---------- Entries provided

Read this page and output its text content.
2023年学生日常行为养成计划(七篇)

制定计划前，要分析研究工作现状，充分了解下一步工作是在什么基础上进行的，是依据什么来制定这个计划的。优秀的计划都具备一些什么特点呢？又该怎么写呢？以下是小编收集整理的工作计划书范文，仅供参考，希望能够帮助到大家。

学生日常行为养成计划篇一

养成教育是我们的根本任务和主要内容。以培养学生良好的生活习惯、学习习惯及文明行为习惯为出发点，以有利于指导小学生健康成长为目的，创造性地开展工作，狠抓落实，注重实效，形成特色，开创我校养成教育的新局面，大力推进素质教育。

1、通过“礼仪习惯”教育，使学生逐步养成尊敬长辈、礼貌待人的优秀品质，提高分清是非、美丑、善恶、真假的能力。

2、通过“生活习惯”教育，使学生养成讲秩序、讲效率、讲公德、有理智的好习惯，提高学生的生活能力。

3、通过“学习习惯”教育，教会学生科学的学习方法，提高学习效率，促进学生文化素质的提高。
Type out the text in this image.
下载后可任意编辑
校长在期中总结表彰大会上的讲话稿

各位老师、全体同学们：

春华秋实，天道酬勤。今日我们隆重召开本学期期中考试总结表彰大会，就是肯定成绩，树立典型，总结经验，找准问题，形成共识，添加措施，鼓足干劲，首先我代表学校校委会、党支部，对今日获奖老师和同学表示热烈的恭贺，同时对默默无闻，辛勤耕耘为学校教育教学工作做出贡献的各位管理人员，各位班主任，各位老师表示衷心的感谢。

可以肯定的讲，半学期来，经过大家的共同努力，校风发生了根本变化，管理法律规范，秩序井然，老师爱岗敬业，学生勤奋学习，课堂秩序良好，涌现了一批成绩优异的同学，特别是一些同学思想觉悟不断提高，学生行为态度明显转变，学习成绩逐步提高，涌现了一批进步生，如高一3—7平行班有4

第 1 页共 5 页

--------------------

_Request_.
Beginning with the line that contains "Type out the text in this image.", repeat every line through the end of the records and nothing more.

_Full solution_.
Type out the text in this image.
下载后可任意编辑
校长在期中总结表彰大会上的讲话稿

各位老师、全体同学们：

春华秋实，天道酬勤。今日我们隆重召开本学期期中考试总结表彰大会，就是肯定成绩，树立典型，总结经验，找准问题，形成共识，添加措施，鼓足干劲，首先我代表学校校委会、党支部，对今日获奖老师和同学表示热烈的恭贺，同时对默默无闻，辛勤耕耘为学校教育教学工作做出贡献的各位管理人员，各位班主任，各位老师表示衷心的感谢。

可以肯定的讲，半学期来，经过大家的共同努力，校风发生了根本变化，管理法律规范，秩序井然，老师爱岗敬业，学生勤奋学习，课堂秩序良好，涌现了一批成绩优异的同学，特别是一些同学思想觉悟不断提高，学生行为态度明显转变，学习成绩逐步提高，涌现了一批进步生，如高一3—7平行班有4

第 1 页共 5 页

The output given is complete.